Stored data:
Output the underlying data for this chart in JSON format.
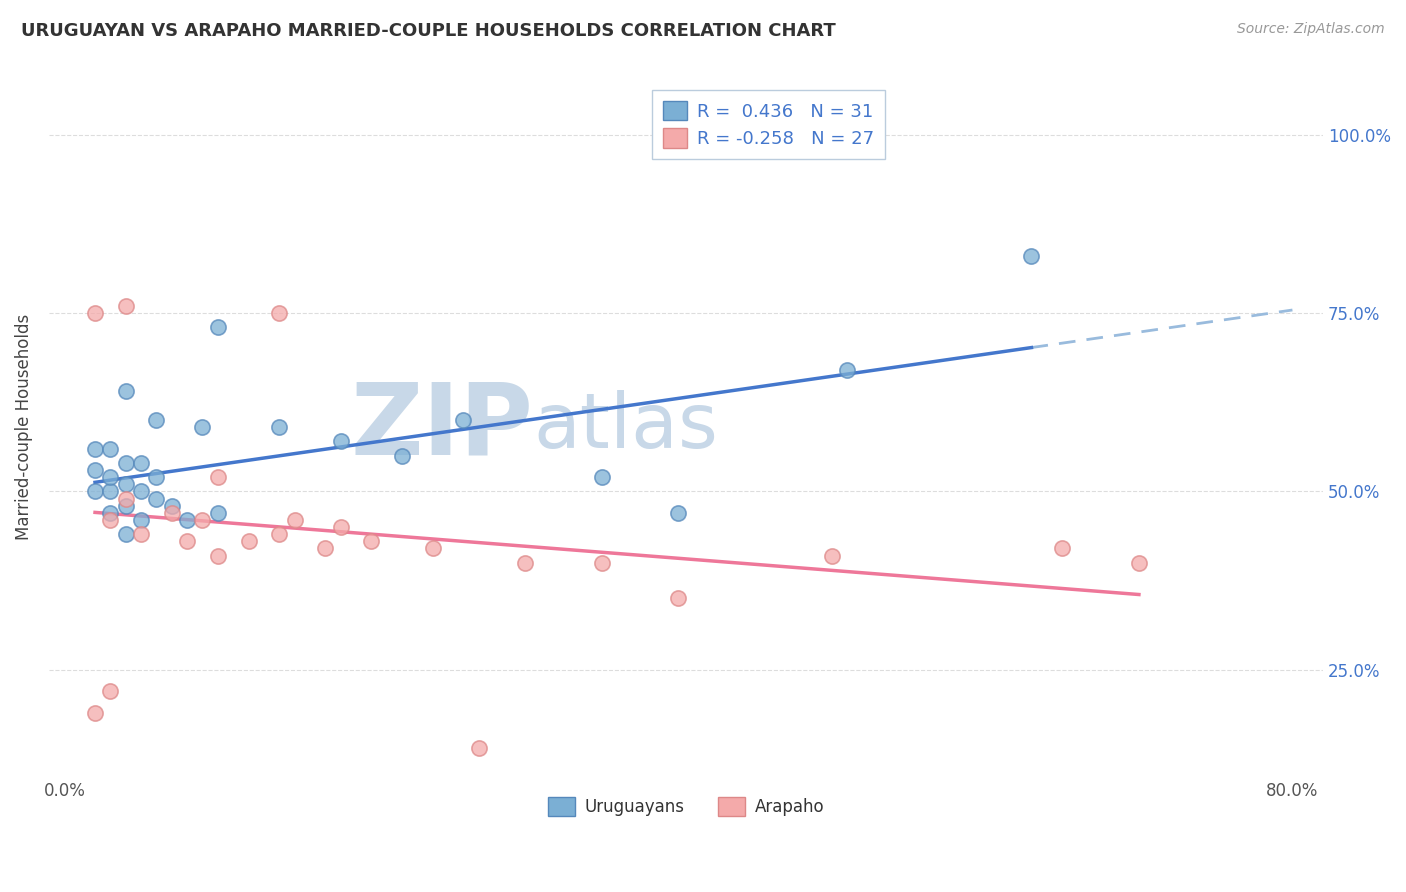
{
  "title": "URUGUAYAN VS ARAPAHO MARRIED-COUPLE HOUSEHOLDS CORRELATION CHART",
  "source": "Source: ZipAtlas.com",
  "ylabel": "Married-couple Households",
  "xlim": [
    -0.01,
    0.82
  ],
  "ylim": [
    0.1,
    1.08
  ],
  "yticks": [
    0.25,
    0.5,
    0.75,
    1.0
  ],
  "ytick_labels": [
    "25.0%",
    "50.0%",
    "75.0%",
    "100.0%"
  ],
  "xtick_positions": [
    0.0,
    0.8
  ],
  "xtick_labels": [
    "0.0%",
    "80.0%"
  ],
  "uruguayan_color": "#7BAFD4",
  "uruguayan_edge": "#5588BB",
  "arapaho_color": "#F4AAAA",
  "arapaho_edge": "#DD8888",
  "line1_color": "#4477CC",
  "line2_color": "#EE7799",
  "dashed_line_color": "#99BBDD",
  "r1_label": "R =  0.436",
  "n1_label": "N = 31",
  "r2_label": "R = -0.258",
  "n2_label": "N = 27",
  "watermark_zip": "ZIP",
  "watermark_atlas": "atlas",
  "watermark_color": "#C8D8E8",
  "background_color": "#FFFFFF",
  "grid_color": "#DDDDDD",
  "uruguayan_x": [
    0.02,
    0.02,
    0.02,
    0.03,
    0.03,
    0.03,
    0.03,
    0.04,
    0.04,
    0.04,
    0.04,
    0.04,
    0.05,
    0.05,
    0.05,
    0.06,
    0.06,
    0.06,
    0.07,
    0.08,
    0.09,
    0.1,
    0.1,
    0.14,
    0.18,
    0.22,
    0.26,
    0.35,
    0.4,
    0.51,
    0.63
  ],
  "uruguayan_y": [
    0.5,
    0.53,
    0.56,
    0.47,
    0.5,
    0.52,
    0.56,
    0.44,
    0.48,
    0.51,
    0.54,
    0.64,
    0.46,
    0.5,
    0.54,
    0.49,
    0.52,
    0.6,
    0.48,
    0.46,
    0.59,
    0.47,
    0.73,
    0.59,
    0.57,
    0.55,
    0.6,
    0.52,
    0.47,
    0.67,
    0.83
  ],
  "arapaho_x": [
    0.02,
    0.02,
    0.03,
    0.03,
    0.04,
    0.04,
    0.05,
    0.07,
    0.08,
    0.09,
    0.1,
    0.1,
    0.12,
    0.14,
    0.14,
    0.15,
    0.17,
    0.18,
    0.2,
    0.24,
    0.27,
    0.3,
    0.35,
    0.4,
    0.5,
    0.65,
    0.7
  ],
  "arapaho_y": [
    0.19,
    0.75,
    0.46,
    0.22,
    0.49,
    0.76,
    0.44,
    0.47,
    0.43,
    0.46,
    0.41,
    0.52,
    0.43,
    0.44,
    0.75,
    0.46,
    0.42,
    0.45,
    0.43,
    0.42,
    0.14,
    0.4,
    0.4,
    0.35,
    0.41,
    0.42,
    0.4
  ]
}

Prompt> Copy the whole listing above word for word but do not carry over the pictures.

The response>
Output the underlying data for this chart in JSON format.
{
  "title": "URUGUAYAN VS ARAPAHO MARRIED-COUPLE HOUSEHOLDS CORRELATION CHART",
  "source": "Source: ZipAtlas.com",
  "ylabel": "Married-couple Households",
  "xlim": [
    -0.01,
    0.82
  ],
  "ylim": [
    0.1,
    1.08
  ],
  "yticks": [
    0.25,
    0.5,
    0.75,
    1.0
  ],
  "ytick_labels": [
    "25.0%",
    "50.0%",
    "75.0%",
    "100.0%"
  ],
  "xtick_positions": [
    0.0,
    0.8
  ],
  "xtick_labels": [
    "0.0%",
    "80.0%"
  ],
  "uruguayan_color": "#7BAFD4",
  "uruguayan_edge": "#5588BB",
  "arapaho_color": "#F4AAAA",
  "arapaho_edge": "#DD8888",
  "line1_color": "#4477CC",
  "line2_color": "#EE7799",
  "dashed_line_color": "#99BBDD",
  "r1_label": "R =  0.436",
  "n1_label": "N = 31",
  "r2_label": "R = -0.258",
  "n2_label": "N = 27",
  "watermark_zip": "ZIP",
  "watermark_atlas": "atlas",
  "watermark_color": "#C8D8E8",
  "background_color": "#FFFFFF",
  "grid_color": "#DDDDDD",
  "uruguayan_x": [
    0.02,
    0.02,
    0.02,
    0.03,
    0.03,
    0.03,
    0.03,
    0.04,
    0.04,
    0.04,
    0.04,
    0.04,
    0.05,
    0.05,
    0.05,
    0.06,
    0.06,
    0.06,
    0.07,
    0.08,
    0.09,
    0.1,
    0.1,
    0.14,
    0.18,
    0.22,
    0.26,
    0.35,
    0.4,
    0.51,
    0.63
  ],
  "uruguayan_y": [
    0.5,
    0.53,
    0.56,
    0.47,
    0.5,
    0.52,
    0.56,
    0.44,
    0.48,
    0.51,
    0.54,
    0.64,
    0.46,
    0.5,
    0.54,
    0.49,
    0.52,
    0.6,
    0.48,
    0.46,
    0.59,
    0.47,
    0.73,
    0.59,
    0.57,
    0.55,
    0.6,
    0.52,
    0.47,
    0.67,
    0.83
  ],
  "arapaho_x": [
    0.02,
    0.02,
    0.03,
    0.03,
    0.04,
    0.04,
    0.05,
    0.07,
    0.08,
    0.09,
    0.1,
    0.1,
    0.12,
    0.14,
    0.14,
    0.15,
    0.17,
    0.18,
    0.2,
    0.24,
    0.27,
    0.3,
    0.35,
    0.4,
    0.5,
    0.65,
    0.7
  ],
  "arapaho_y": [
    0.19,
    0.75,
    0.46,
    0.22,
    0.49,
    0.76,
    0.44,
    0.47,
    0.43,
    0.46,
    0.41,
    0.52,
    0.43,
    0.44,
    0.75,
    0.46,
    0.42,
    0.45,
    0.43,
    0.42,
    0.14,
    0.4,
    0.4,
    0.35,
    0.41,
    0.42,
    0.4
  ]
}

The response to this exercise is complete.